Begin DATA PROVIDED

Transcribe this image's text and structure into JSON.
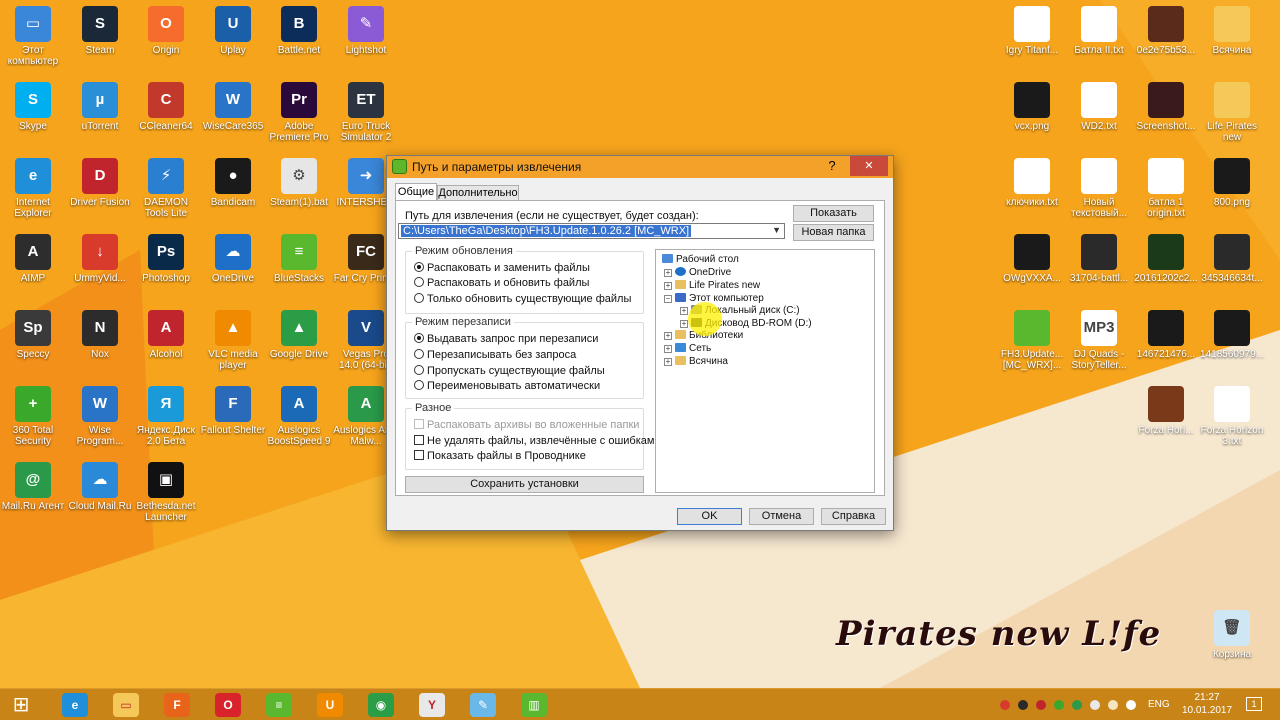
{
  "desktop": {
    "left_icons": [
      {
        "label": "Этот компьютер",
        "color": "#3a86d8",
        "glyph": "▭"
      },
      {
        "label": "Steam",
        "color": "#1b2838",
        "glyph": "S"
      },
      {
        "label": "Origin",
        "color": "#f56c2d",
        "glyph": "O"
      },
      {
        "label": "Uplay",
        "color": "#1a5fa8",
        "glyph": "U"
      },
      {
        "label": "Battle.net",
        "color": "#0c2c5a",
        "glyph": "B"
      },
      {
        "label": "Lightshot",
        "color": "#8b5bd6",
        "glyph": "✎"
      },
      {
        "label": "Skype",
        "color": "#00aff0",
        "glyph": "S"
      },
      {
        "label": "uTorrent",
        "color": "#2b8fd8",
        "glyph": "µ"
      },
      {
        "label": "CCleaner64",
        "color": "#c0392b",
        "glyph": "C"
      },
      {
        "label": "WiseCare365",
        "color": "#2a74c8",
        "glyph": "W"
      },
      {
        "label": "Adobe Premiere Pro",
        "color": "#2a0a3a",
        "glyph": "Pr"
      },
      {
        "label": "Euro Truck Simulator 2",
        "color": "#2b3440",
        "glyph": "ET"
      },
      {
        "label": "Internet Explorer",
        "color": "#1e8fd8",
        "glyph": "e"
      },
      {
        "label": "Driver Fusion",
        "color": "#c0242c",
        "glyph": "D"
      },
      {
        "label": "DAEMON Tools Lite",
        "color": "#2a7fd0",
        "glyph": "⚡"
      },
      {
        "label": "Bandicam",
        "color": "#1a1a1a",
        "glyph": "●"
      },
      {
        "label": "Steam(1).bat",
        "color": "#e6e6e6",
        "glyph": "⚙"
      },
      {
        "label": "INTERSHE...",
        "color": "#3a86d8",
        "glyph": "➜"
      },
      {
        "label": "AIMP",
        "color": "#2d2d2d",
        "glyph": "A"
      },
      {
        "label": "UmmyVid...",
        "color": "#d83a2c",
        "glyph": "↓"
      },
      {
        "label": "Photoshop",
        "color": "#0a2a4a",
        "glyph": "Ps"
      },
      {
        "label": "OneDrive",
        "color": "#1d6fc8",
        "glyph": "☁"
      },
      {
        "label": "BlueStacks",
        "color": "#5ab82e",
        "glyph": "≡"
      },
      {
        "label": "Far Cry Primal",
        "color": "#3a2a1a",
        "glyph": "FC"
      },
      {
        "label": "Speccy",
        "color": "#3a3a3a",
        "glyph": "Sp"
      },
      {
        "label": "Nox",
        "color": "#2c2c2c",
        "glyph": "N"
      },
      {
        "label": "Alcohol",
        "color": "#c0242c",
        "glyph": "A"
      },
      {
        "label": "VLC media player",
        "color": "#f08a00",
        "glyph": "▲"
      },
      {
        "label": "Google Drive",
        "color": "#2a9d46",
        "glyph": "▲"
      },
      {
        "label": "Vegas Pro 14.0 (64-bit)",
        "color": "#1a4a8a",
        "glyph": "V"
      },
      {
        "label": "360 Total Security",
        "color": "#3aa82a",
        "glyph": "+"
      },
      {
        "label": "Wise Program...",
        "color": "#2a74c8",
        "glyph": "W"
      },
      {
        "label": "Яндекс.Диск 2.0 Бета",
        "color": "#1a9ad8",
        "glyph": "Я"
      },
      {
        "label": "Fallout Shelter",
        "color": "#2a6ab8",
        "glyph": "F"
      },
      {
        "label": "Auslogics BoostSpeed 9",
        "color": "#1a6ab8",
        "glyph": "A"
      },
      {
        "label": "Auslogics Anti-Malw...",
        "color": "#2a9a4a",
        "glyph": "A"
      },
      {
        "label": "Mail.Ru Агент",
        "color": "#2a9a4a",
        "glyph": "@"
      },
      {
        "label": "Cloud Mail.Ru",
        "color": "#2a8ad8",
        "glyph": "☁"
      },
      {
        "label": "Bethesda.net Launcher",
        "color": "#111111",
        "glyph": "▣"
      }
    ],
    "right_icons": [
      {
        "label": "Igry Titanf...",
        "color": "#ffffff",
        "glyph": ""
      },
      {
        "label": "Батла II.txt",
        "color": "#ffffff",
        "glyph": ""
      },
      {
        "label": "0e2e75b53...",
        "color": "#5a2a1a",
        "glyph": ""
      },
      {
        "label": "Всячина",
        "color": "#f5c85a",
        "glyph": ""
      },
      {
        "label": "vcx.png",
        "color": "#1a1a1a",
        "glyph": ""
      },
      {
        "label": "WD2.txt",
        "color": "#ffffff",
        "glyph": ""
      },
      {
        "label": "Screenshot...",
        "color": "#3a1a1a",
        "glyph": ""
      },
      {
        "label": "Life Pirates new",
        "color": "#f5c85a",
        "glyph": ""
      },
      {
        "label": "ключики.txt",
        "color": "#ffffff",
        "glyph": ""
      },
      {
        "label": "Новый текстовый...",
        "color": "#ffffff",
        "glyph": ""
      },
      {
        "label": "батла 1 origin.txt",
        "color": "#ffffff",
        "glyph": ""
      },
      {
        "label": "800.png",
        "color": "#1a1a1a",
        "glyph": ""
      },
      {
        "label": "OWgVXXA...",
        "color": "#1a1a1a",
        "glyph": ""
      },
      {
        "label": "31704-battl...",
        "color": "#2a2a2a",
        "glyph": ""
      },
      {
        "label": "20161202c2...",
        "color": "#1a3a1a",
        "glyph": ""
      },
      {
        "label": "345346634t...",
        "color": "#2a2a2a",
        "glyph": ""
      },
      {
        "label": "FH3.Update... [MC_WRX]...",
        "color": "#5ab82e",
        "glyph": ""
      },
      {
        "label": "DJ Quads - StoryTeller...",
        "color": "#ffffff",
        "glyph": "MP3"
      },
      {
        "label": "146721476...",
        "color": "#1a1a1a",
        "glyph": ""
      },
      {
        "label": "1418560979...",
        "color": "#1a1a1a",
        "glyph": ""
      },
      {
        "label": "Forza Hori...",
        "color": "#7a3a1a",
        "glyph": ""
      },
      {
        "label": "Forza Horizon 3.txt",
        "color": "#ffffff",
        "glyph": ""
      },
      {
        "label": "Корзина",
        "color": "#cfe6f5",
        "glyph": "🗑"
      }
    ]
  },
  "dialog": {
    "title": "Путь и параметры извлечения",
    "help_glyph": "?",
    "close_glyph": "✕",
    "tabs": [
      "Общие",
      "Дополнительно"
    ],
    "path_label": "Путь для извлечения (если не существует, будет создан):",
    "path_value": "C:\\Users\\TheGa\\Desktop\\FH3.Update.1.0.26.2 [MC_WRX]",
    "show_button": "Показать",
    "new_folder_button": "Новая папка",
    "update_mode": {
      "title": "Режим обновления",
      "options": [
        "Распаковать и заменить файлы",
        "Распаковать и обновить файлы",
        "Только обновить существующие файлы"
      ],
      "selected": 0
    },
    "overwrite_mode": {
      "title": "Режим перезаписи",
      "options": [
        "Выдавать запрос при перезаписи",
        "Перезаписывать без запроса",
        "Пропускать существующие файлы",
        "Переименовывать автоматически"
      ],
      "selected": 0
    },
    "misc": {
      "title": "Разное",
      "options": [
        "Распаковать архивы во вложенные папки",
        "Не удалять файлы, извлечённые с ошибками",
        "Показать файлы в Проводнике"
      ]
    },
    "save_button": "Сохранить установки",
    "tree": [
      "Рабочий стол",
      "OneDrive",
      "Life Pirates new",
      "Этот компьютер",
      "Локальный диск (C:)",
      "Дисковод BD-ROM (D:)",
      "Библиотеки",
      "Сеть",
      "Всячина"
    ],
    "ok_button": "OK",
    "cancel_button": "Отмена",
    "help_button": "Справка"
  },
  "taskbar": {
    "start_glyph": "⊞",
    "apps": [
      {
        "name": "internet-explorer",
        "color": "#1e8fd8",
        "glyph": "e"
      },
      {
        "name": "file-explorer",
        "color": "#f5c85a",
        "glyph": "▭"
      },
      {
        "name": "firefox",
        "color": "#e8641a",
        "glyph": "F"
      },
      {
        "name": "opera",
        "color": "#d8232a",
        "glyph": "O"
      },
      {
        "name": "bluestacks",
        "color": "#5ab82e",
        "glyph": "≡"
      },
      {
        "name": "uc-browser",
        "color": "#f08a00",
        "glyph": "U"
      },
      {
        "name": "chrome",
        "color": "#2a9d46",
        "glyph": "◉"
      },
      {
        "name": "yandex",
        "color": "#e8e8e8",
        "glyph": "Y"
      },
      {
        "name": "notepad",
        "color": "#6ab8e8",
        "glyph": "✎"
      },
      {
        "name": "winrar-archive",
        "color": "#5ab82e",
        "glyph": "▥"
      }
    ],
    "lang": "ENG",
    "time": "21:27",
    "date": "10.01.2017",
    "notif_count": "1"
  },
  "watermark": "Pirates new L!fe"
}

End DATA PROVIDED

PROBLEM TO SOLVE: Return each line of the listing that holds the string "Этот".

TASK RESULT:
        "label": "Этот компьютер",
      "Этот компьютер",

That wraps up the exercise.